**Recorded data:**
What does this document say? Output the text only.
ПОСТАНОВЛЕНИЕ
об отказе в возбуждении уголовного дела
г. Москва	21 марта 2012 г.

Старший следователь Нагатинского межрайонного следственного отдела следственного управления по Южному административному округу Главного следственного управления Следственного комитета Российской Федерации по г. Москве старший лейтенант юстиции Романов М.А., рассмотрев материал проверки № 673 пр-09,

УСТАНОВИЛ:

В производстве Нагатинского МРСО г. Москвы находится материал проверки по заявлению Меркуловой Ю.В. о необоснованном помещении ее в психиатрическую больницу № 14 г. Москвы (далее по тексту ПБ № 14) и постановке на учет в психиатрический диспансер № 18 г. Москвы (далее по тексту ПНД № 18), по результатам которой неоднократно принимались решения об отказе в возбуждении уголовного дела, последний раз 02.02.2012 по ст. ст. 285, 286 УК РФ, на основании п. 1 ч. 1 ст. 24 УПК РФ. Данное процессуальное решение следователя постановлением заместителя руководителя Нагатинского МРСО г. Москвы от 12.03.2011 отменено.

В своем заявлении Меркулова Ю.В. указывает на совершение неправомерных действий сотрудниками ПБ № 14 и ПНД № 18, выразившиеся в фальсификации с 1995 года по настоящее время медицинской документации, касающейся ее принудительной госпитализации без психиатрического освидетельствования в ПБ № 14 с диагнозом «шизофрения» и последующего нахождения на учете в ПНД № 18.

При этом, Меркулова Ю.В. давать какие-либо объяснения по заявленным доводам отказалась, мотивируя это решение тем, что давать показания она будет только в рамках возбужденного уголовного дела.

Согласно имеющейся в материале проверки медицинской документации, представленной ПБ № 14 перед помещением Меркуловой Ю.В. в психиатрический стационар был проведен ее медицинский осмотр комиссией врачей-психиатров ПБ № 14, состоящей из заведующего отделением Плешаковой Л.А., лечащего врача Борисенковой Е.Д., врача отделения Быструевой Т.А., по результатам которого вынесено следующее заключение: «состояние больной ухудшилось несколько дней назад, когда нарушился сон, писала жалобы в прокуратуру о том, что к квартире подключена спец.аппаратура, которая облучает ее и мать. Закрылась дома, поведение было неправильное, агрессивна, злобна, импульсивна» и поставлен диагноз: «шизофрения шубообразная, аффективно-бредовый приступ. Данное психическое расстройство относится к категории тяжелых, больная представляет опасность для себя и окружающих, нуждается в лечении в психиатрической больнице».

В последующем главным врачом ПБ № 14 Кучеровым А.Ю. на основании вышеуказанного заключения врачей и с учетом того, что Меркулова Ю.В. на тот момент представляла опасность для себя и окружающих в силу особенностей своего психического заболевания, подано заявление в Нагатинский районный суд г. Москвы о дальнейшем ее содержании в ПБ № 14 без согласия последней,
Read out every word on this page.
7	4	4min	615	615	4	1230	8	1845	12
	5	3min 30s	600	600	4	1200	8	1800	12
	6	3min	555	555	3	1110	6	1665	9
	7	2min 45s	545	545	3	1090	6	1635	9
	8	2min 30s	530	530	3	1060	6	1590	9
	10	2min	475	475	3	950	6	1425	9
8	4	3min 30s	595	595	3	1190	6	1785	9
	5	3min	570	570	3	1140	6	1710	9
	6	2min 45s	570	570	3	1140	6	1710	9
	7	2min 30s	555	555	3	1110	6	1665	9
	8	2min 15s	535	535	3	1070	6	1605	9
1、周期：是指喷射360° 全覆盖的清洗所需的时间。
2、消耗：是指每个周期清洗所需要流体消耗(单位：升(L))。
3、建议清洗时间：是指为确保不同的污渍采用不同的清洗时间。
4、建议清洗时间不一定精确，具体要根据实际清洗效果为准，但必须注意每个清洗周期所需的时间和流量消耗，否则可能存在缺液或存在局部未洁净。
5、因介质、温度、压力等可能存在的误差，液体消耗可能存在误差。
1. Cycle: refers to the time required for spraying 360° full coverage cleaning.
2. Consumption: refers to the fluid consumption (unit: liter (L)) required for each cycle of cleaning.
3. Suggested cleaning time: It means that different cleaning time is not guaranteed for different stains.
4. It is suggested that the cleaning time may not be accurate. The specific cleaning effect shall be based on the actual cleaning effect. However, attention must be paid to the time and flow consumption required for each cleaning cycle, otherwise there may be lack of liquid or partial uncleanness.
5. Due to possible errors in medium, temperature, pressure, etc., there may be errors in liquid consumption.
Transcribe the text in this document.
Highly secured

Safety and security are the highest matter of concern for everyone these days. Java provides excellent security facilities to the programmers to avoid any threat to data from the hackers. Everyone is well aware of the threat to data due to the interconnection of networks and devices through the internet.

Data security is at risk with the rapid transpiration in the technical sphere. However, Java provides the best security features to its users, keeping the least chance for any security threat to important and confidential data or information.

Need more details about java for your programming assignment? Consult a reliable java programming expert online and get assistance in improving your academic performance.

**Written request:** Show the lines of the data that hold the word "text".

**Response to this task:**
What does this document say? Output the text only.
Transcribe the text in this document.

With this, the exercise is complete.